Aim of the exercise: Each line that follows should be printed again exactly as it stands.

Record extracts:
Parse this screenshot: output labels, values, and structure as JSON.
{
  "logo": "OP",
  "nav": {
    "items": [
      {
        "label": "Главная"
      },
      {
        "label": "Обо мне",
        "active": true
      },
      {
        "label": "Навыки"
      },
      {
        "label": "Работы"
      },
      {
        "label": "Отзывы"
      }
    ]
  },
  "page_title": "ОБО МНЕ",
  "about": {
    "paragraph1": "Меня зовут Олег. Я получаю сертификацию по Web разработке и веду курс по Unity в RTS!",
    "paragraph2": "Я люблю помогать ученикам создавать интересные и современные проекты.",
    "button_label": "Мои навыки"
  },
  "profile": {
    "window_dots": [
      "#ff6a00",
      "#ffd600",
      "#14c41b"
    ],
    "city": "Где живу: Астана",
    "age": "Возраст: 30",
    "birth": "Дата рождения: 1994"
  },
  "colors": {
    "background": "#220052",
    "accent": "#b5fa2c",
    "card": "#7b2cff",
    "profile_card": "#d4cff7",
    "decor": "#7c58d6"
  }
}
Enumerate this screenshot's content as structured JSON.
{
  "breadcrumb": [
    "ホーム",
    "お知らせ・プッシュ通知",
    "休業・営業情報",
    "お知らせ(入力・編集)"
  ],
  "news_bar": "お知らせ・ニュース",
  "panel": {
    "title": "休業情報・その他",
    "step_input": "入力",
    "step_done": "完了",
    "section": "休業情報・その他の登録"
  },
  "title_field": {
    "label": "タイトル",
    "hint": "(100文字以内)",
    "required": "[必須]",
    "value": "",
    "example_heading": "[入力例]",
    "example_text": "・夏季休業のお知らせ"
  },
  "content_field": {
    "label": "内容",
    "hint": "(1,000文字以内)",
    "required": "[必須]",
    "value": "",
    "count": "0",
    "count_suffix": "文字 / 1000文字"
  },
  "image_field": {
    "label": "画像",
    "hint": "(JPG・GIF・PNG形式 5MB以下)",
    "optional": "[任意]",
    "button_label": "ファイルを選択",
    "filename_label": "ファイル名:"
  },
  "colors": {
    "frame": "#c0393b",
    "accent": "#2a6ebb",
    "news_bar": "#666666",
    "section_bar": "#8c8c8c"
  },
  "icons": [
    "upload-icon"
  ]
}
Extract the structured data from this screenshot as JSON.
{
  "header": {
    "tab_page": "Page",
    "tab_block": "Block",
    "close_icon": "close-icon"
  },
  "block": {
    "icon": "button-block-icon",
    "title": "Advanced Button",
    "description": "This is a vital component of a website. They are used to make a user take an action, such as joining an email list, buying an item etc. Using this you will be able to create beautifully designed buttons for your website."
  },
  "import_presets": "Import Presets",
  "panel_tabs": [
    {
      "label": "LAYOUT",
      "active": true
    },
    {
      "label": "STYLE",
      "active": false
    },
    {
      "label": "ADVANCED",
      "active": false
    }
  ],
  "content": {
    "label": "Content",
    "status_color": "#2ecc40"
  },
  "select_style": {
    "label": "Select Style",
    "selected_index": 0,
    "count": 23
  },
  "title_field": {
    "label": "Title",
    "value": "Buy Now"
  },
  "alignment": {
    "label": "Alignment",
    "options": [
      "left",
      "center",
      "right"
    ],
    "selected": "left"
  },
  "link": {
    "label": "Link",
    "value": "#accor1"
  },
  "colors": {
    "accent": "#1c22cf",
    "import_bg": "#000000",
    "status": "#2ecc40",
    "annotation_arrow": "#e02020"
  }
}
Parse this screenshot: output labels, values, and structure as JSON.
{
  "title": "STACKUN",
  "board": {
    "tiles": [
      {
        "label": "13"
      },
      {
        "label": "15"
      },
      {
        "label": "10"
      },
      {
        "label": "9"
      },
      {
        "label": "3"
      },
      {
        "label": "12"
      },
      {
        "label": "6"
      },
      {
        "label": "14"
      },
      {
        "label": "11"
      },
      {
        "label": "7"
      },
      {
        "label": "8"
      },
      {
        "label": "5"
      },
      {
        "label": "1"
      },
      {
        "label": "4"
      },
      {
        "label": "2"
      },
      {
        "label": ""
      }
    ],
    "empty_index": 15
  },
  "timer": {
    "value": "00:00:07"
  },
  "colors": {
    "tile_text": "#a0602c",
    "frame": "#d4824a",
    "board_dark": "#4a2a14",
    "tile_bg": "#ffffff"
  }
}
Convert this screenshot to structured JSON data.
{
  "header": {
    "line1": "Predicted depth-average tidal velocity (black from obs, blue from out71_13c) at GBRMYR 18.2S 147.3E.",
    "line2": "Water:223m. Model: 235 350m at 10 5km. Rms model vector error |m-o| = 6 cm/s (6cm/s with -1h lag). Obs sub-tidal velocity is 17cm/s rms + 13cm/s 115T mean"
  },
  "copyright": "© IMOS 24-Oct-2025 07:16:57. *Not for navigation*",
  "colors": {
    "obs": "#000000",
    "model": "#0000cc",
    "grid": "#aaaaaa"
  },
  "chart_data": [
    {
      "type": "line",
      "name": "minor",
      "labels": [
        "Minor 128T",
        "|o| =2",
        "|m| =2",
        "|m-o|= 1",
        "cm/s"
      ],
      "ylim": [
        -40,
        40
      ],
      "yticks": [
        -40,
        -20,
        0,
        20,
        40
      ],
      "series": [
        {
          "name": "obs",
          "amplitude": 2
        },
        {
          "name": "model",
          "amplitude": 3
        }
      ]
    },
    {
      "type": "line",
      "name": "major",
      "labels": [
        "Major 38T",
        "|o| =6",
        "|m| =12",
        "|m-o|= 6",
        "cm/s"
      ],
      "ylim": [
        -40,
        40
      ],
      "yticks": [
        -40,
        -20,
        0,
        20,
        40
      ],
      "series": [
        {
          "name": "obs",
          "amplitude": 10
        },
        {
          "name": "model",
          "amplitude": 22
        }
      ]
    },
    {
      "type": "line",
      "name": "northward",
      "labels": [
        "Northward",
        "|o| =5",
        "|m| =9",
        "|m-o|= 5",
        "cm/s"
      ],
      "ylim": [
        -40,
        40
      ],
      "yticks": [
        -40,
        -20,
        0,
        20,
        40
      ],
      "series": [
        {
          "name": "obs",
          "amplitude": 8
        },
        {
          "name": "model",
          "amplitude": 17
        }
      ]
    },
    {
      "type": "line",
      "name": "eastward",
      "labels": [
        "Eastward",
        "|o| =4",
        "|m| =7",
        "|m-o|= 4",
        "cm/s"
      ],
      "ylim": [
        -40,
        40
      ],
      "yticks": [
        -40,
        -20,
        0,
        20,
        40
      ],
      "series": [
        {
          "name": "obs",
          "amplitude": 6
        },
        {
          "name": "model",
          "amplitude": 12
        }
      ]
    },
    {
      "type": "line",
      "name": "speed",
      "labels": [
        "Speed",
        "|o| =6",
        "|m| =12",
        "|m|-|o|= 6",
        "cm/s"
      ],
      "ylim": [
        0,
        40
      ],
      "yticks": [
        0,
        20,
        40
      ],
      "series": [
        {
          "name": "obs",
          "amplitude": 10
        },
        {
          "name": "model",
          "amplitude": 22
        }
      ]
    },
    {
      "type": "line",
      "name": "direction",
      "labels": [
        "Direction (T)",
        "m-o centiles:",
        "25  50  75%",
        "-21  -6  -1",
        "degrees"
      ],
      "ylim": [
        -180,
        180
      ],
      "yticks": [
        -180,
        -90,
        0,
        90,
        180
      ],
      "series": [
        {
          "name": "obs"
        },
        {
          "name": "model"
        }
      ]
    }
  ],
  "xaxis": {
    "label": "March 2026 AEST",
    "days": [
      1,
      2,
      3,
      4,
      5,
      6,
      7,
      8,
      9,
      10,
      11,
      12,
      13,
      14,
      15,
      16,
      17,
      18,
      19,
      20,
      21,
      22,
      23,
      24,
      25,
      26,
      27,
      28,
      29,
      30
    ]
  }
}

Exercise response:
Parse this screenshot: output labels, values, and structure as JSON.
{
  "logo": "OP",
  "nav": {
    "items": [
      {
        "label": "Главная"
      },
      {
        "label": "Обо мне",
        "active": true
      },
      {
        "label": "Навыки"
      },
      {
        "label": "Работы"
      },
      {
        "label": "Отзывы"
      }
    ]
  },
  "page_title": "ОБО МНЕ",
  "about": {
    "paragraph1": "Меня зовут Олег. Я получаю сертификацию по Web разработке и веду курс по Unity в RTS!",
    "paragraph2": "Я люблю помогать ученикам создавать интересные и современные проекты.",
    "button_label": "Мои навыки"
  },
  "profile": {
    "window_dots": [
      "#ff6a00",
      "#ffd600",
      "#14c41b"
    ],
    "city": "Где живу: Астана",
    "age": "Возраст: 30",
    "birth": "Дата рождения: 1994"
  },
  "colors": {
    "background": "#220052",
    "accent": "#b5fa2c",
    "card": "#7b2cff",
    "profile_card": "#d4cff7",
    "decor": "#7c58d6"
  }
}
Enumerate this screenshot's content as structured JSON.
{
  "breadcrumb": [
    "ホーム",
    "お知らせ・プッシュ通知",
    "休業・営業情報",
    "お知らせ(入力・編集)"
  ],
  "news_bar": "お知らせ・ニュース",
  "panel": {
    "title": "休業情報・その他",
    "step_input": "入力",
    "step_done": "完了",
    "section": "休業情報・その他の登録"
  },
  "title_field": {
    "label": "タイトル",
    "hint": "(100文字以内)",
    "required": "[必須]",
    "value": "",
    "example_heading": "[入力例]",
    "example_text": "・夏季休業のお知らせ"
  },
  "content_field": {
    "label": "内容",
    "hint": "(1,000文字以内)",
    "required": "[必須]",
    "value": "",
    "count": "0",
    "count_suffix": "文字 / 1000文字"
  },
  "image_field": {
    "label": "画像",
    "hint": "(JPG・GIF・PNG形式 5MB以下)",
    "optional": "[任意]",
    "button_label": "ファイルを選択",
    "filename_label": "ファイル名:"
  },
  "colors": {
    "frame": "#c0393b",
    "accent": "#2a6ebb",
    "news_bar": "#666666",
    "section_bar": "#8c8c8c"
  },
  "icons": [
    "upload-icon"
  ]
}
Extract the structured data from this screenshot as JSON.
{
  "header": {
    "tab_page": "Page",
    "tab_block": "Block",
    "close_icon": "close-icon"
  },
  "block": {
    "icon": "button-block-icon",
    "title": "Advanced Button",
    "description": "This is a vital component of a website. They are used to make a user take an action, such as joining an email list, buying an item etc. Using this you will be able to create beautifully designed buttons for your website."
  },
  "import_presets": "Import Presets",
  "panel_tabs": [
    {
      "label": "LAYOUT",
      "active": true
    },
    {
      "label": "STYLE",
      "active": false
    },
    {
      "label": "ADVANCED",
      "active": false
    }
  ],
  "content": {
    "label": "Content",
    "status_color": "#2ecc40"
  },
  "select_style": {
    "label": "Select Style",
    "selected_index": 0,
    "count": 23
  },
  "title_field": {
    "label": "Title",
    "value": "Buy Now"
  },
  "alignment": {
    "label": "Alignment",
    "options": [
      "left",
      "center",
      "right"
    ],
    "selected": "left"
  },
  "link": {
    "label": "Link",
    "value": "#accor1"
  },
  "colors": {
    "accent": "#1c22cf",
    "import_bg": "#000000",
    "status": "#2ecc40",
    "annotation_arrow": "#e02020"
  }
}
Parse this screenshot: output labels, values, and structure as JSON.
{
  "title": "STACKUN",
  "board": {
    "tiles": [
      {
        "label": "13"
      },
      {
        "label": "15"
      },
      {
        "label": "10"
      },
      {
        "label": "9"
      },
      {
        "label": "3"
      },
      {
        "label": "12"
      },
      {
        "label": "6"
      },
      {
        "label": "14"
      },
      {
        "label": "11"
      },
      {
        "label": "7"
      },
      {
        "label": "8"
      },
      {
        "label": "5"
      },
      {
        "label": "1"
      },
      {
        "label": "4"
      },
      {
        "label": "2"
      },
      {
        "label": ""
      }
    ],
    "empty_index": 15
  },
  "timer": {
    "value": "00:00:07"
  },
  "colors": {
    "tile_text": "#a0602c",
    "frame": "#d4824a",
    "board_dark": "#4a2a14",
    "tile_bg": "#ffffff"
  }
}
Convert this screenshot to structured JSON data.
{
  "header": {
    "line1": "Predicted depth-average tidal velocity (black from obs, blue from out71_13c) at GBRMYR 18.2S 147.3E.",
    "line2": "Water:223m. Model: 235 350m at 10 5km. Rms model vector error |m-o| = 6 cm/s (6cm/s with -1h lag). Obs sub-tidal velocity is 17cm/s rms + 13cm/s 115T mean"
  },
  "copyright": "© IMOS 24-Oct-2025 07:16:57. *Not for navigation*",
  "colors": {
    "obs": "#000000",
    "model": "#0000cc",
    "grid": "#aaaaaa"
  },
  "chart_data": [
    {
      "type": "line",
      "name": "minor",
      "labels": [
        "Minor 128T",
        "|o| =2",
        "|m| =2",
        "|m-o|= 1",
        "cm/s"
      ],
      "ylim": [
        -40,
        40
      ],
      "yticks": [
        -40,
        -20,
        0,
        20,
        40
      ],
      "series": [
        {
          "name": "obs",
          "amplitude": 2
        },
        {
          "name": "model",
          "amplitude": 3
        }
      ]
    },
    {
      "type": "line",
      "name": "major",
      "labels": [
        "Major 38T",
        "|o| =6",
        "|m| =12",
        "|m-o|= 6",
        "cm/s"
      ],
      "ylim": [
        -40,
        40
      ],
      "yticks": [
        -40,
        -20,
        0,
        20,
        40
      ],
      "series": [
        {
          "name": "obs",
          "amplitude": 10
        },
        {
          "name": "model",
          "amplitude": 22
        }
      ]
    },
    {
      "type": "line",
      "name": "northward",
      "labels": [
        "Northward",
        "|o| =5",
        "|m| =9",
        "|m-o|= 5",
        "cm/s"
      ],
      "ylim": [
        -40,
        40
      ],
      "yticks": [
        -40,
        -20,
        0,
        20,
        40
      ],
      "series": [
        {
          "name": "obs",
          "amplitude": 8
        },
        {
          "name": "model",
          "amplitude": 17
        }
      ]
    },
    {
      "type": "line",
      "name": "eastward",
      "labels": [
        "Eastward",
        "|o| =4",
        "|m| =7",
        "|m-o|= 4",
        "cm/s"
      ],
      "ylim": [
        -40,
        40
      ],
      "yticks": [
        -40,
        -20,
        0,
        20,
        40
      ],
      "series": [
        {
          "name": "obs",
          "amplitude": 6
        },
        {
          "name": "model",
          "amplitude": 12
        }
      ]
    },
    {
      "type": "line",
      "name": "speed",
      "labels": [
        "Speed",
        "|o| =6",
        "|m| =12",
        "|m|-|o|= 6",
        "cm/s"
      ],
      "ylim": [
        0,
        40
      ],
      "yticks": [
        0,
        20,
        40
      ],
      "series": [
        {
          "name": "obs",
          "amplitude": 10
        },
        {
          "name": "model",
          "amplitude": 22
        }
      ]
    },
    {
      "type": "line",
      "name": "direction",
      "labels": [
        "Direction (T)",
        "m-o centiles:",
        "25  50  75%",
        "-21  -6  -1",
        "degrees"
      ],
      "ylim": [
        -180,
        180
      ],
      "yticks": [
        -180,
        -90,
        0,
        90,
        180
      ],
      "series": [
        {
          "name": "obs"
        },
        {
          "name": "model"
        }
      ]
    }
  ],
  "xaxis": {
    "label": "March 2026 AEST",
    "days": [
      1,
      2,
      3,
      4,
      5,
      6,
      7,
      8,
      9,
      10,
      11,
      12,
      13,
      14,
      15,
      16,
      17,
      18,
      19,
      20,
      21,
      22,
      23,
      24,
      25,
      26,
      27,
      28,
      29,
      30
    ]
  }
}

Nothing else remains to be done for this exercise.